> _Written task_: Show all lines that include the string "Very"; copy each one.

(Collected data entries)
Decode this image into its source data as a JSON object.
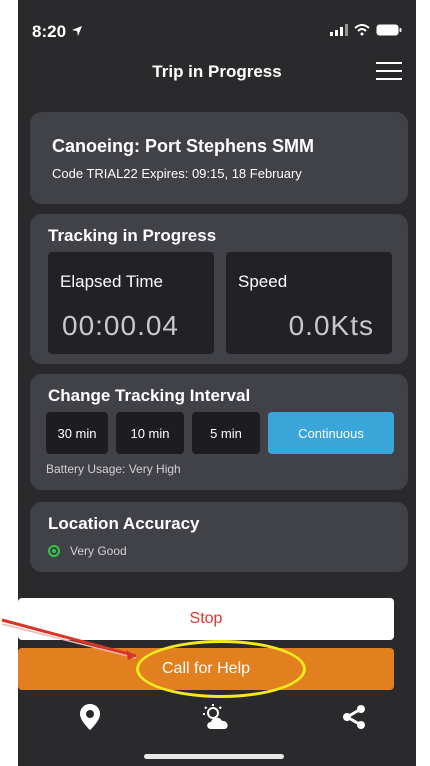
{
  "status": {
    "time": "8:20"
  },
  "header": {
    "title": "Trip in Progress"
  },
  "trip": {
    "title": "Canoeing: Port Stephens SMM",
    "code_line": "Code TRIAL22 Expires: 09:15, 18 February"
  },
  "tracking": {
    "title": "Tracking in Progress",
    "elapsed_label": "Elapsed Time",
    "elapsed_value": "00:00.04",
    "speed_label": "Speed",
    "speed_value": "0.0Kts"
  },
  "interval": {
    "title": "Change Tracking Interval",
    "options": [
      "30 min",
      "10 min",
      "5 min",
      "Continuous"
    ],
    "selected": "Continuous",
    "battery_note": "Battery Usage: Very High"
  },
  "accuracy": {
    "title": "Location Accuracy",
    "value": "Very Good"
  },
  "actions": {
    "stop_label": "Stop",
    "help_label": "Call for Help"
  },
  "tabs": [
    "location-pin-icon",
    "weather-icon",
    "share-icon"
  ],
  "colors": {
    "background": "#2a2a2d",
    "card": "#414148",
    "active_interval": "#3aa5d8",
    "stop_text": "#e0362c",
    "help_button": "#e27f1e",
    "accuracy_indicator": "#2ec843",
    "annotation_ellipse": "#f0ea1f",
    "annotation_arrow": "#d9342a"
  }
}
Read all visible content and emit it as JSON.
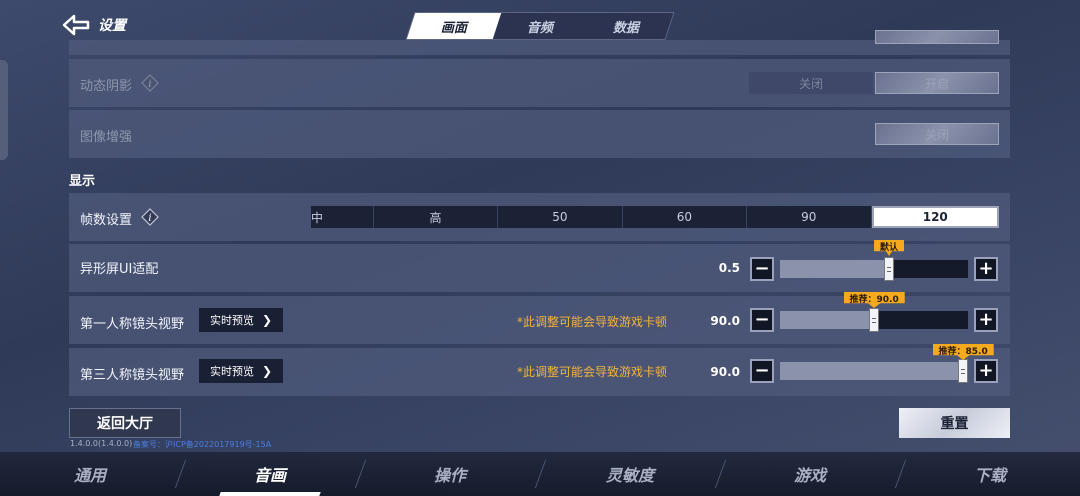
{
  "header": {
    "back_label": "设置",
    "tabs": [
      {
        "label": "画面",
        "active": true
      },
      {
        "label": "音频",
        "active": false
      },
      {
        "label": "数据",
        "active": false
      }
    ]
  },
  "rows": {
    "dynamic_shadow": {
      "label": "动态阴影",
      "off": "关闭",
      "on": "开启",
      "selected": "开启"
    },
    "image_enhance": {
      "label": "图像增强",
      "value": "关闭"
    }
  },
  "display": {
    "section_title": "显示",
    "fps": {
      "label": "帧数设置",
      "options": [
        "中",
        "高",
        "50",
        "60",
        "90",
        "120"
      ],
      "selected": "120"
    },
    "notch_ui": {
      "label": "异形屏UI适配",
      "value": "0.5",
      "tag": "默认",
      "level": 0.58
    },
    "fpp_fov": {
      "label": "第一人称镜头视野",
      "preview": "实时预览",
      "warning": "*此调整可能会导致游戏卡顿",
      "value": "90.0",
      "tag": "推荐：90.0",
      "level": 0.5
    },
    "tpp_fov": {
      "label": "第三人称镜头视野",
      "preview": "实时预览",
      "warning": "*此调整可能会导致游戏卡顿",
      "value": "90.0",
      "tag": "推荐：85.0",
      "level": 1.0
    }
  },
  "footer": {
    "lobby_label": "返回大厅",
    "reset_label": "重置",
    "version": "1.4.0.0(1.4.0.0)",
    "icp": "备案号：沪ICP备2022017919号-15A"
  },
  "bottom_nav": [
    {
      "label": "通用",
      "active": false
    },
    {
      "label": "音画",
      "active": true
    },
    {
      "label": "操作",
      "active": false
    },
    {
      "label": "灵敏度",
      "active": false
    },
    {
      "label": "游戏",
      "active": false
    },
    {
      "label": "下载",
      "active": false
    }
  ],
  "colors": {
    "accent_warning": "#f3b43a",
    "tag_bg": "#f5a91c",
    "link": "#4a7fe0"
  }
}
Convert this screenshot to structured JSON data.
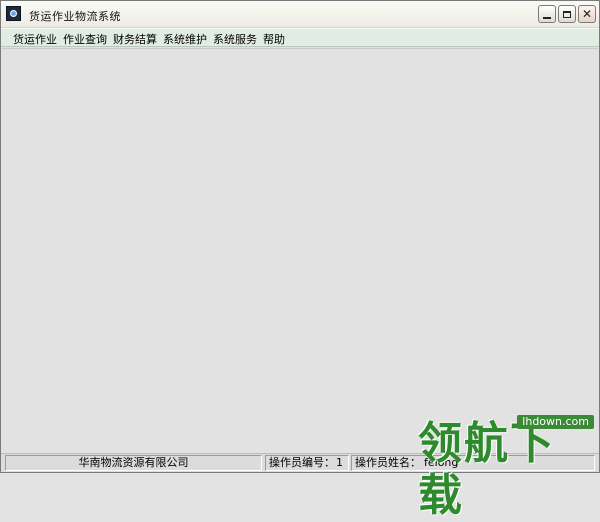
{
  "window": {
    "title": "货运作业物流系统"
  },
  "title_buttons": {
    "minimize": "minimize-icon",
    "maximize": "maximize-icon",
    "close": "close-icon"
  },
  "menu": {
    "items": [
      {
        "label": "货运作业"
      },
      {
        "label": "作业查询"
      },
      {
        "label": "财务结算"
      },
      {
        "label": "系统维护"
      },
      {
        "label": "系统服务"
      },
      {
        "label": "帮助"
      }
    ]
  },
  "status": {
    "company": "华南物流资源有限公司",
    "operator_id_label": "操作员编号：",
    "operator_id_value": "1",
    "operator_name_label": "操作员姓名：",
    "operator_name_value": "feiong"
  },
  "watermark": {
    "brand": "领航下载",
    "url": "lhdown.com"
  },
  "colors": {
    "menu_bg": "#e1ece4",
    "client_bg": "#e2e2e2",
    "watermark_green": "#2f8a2d"
  }
}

> _Solution to this task_:
    "battery_note": "Battery Usage: Very High"
    "value": "Very Good"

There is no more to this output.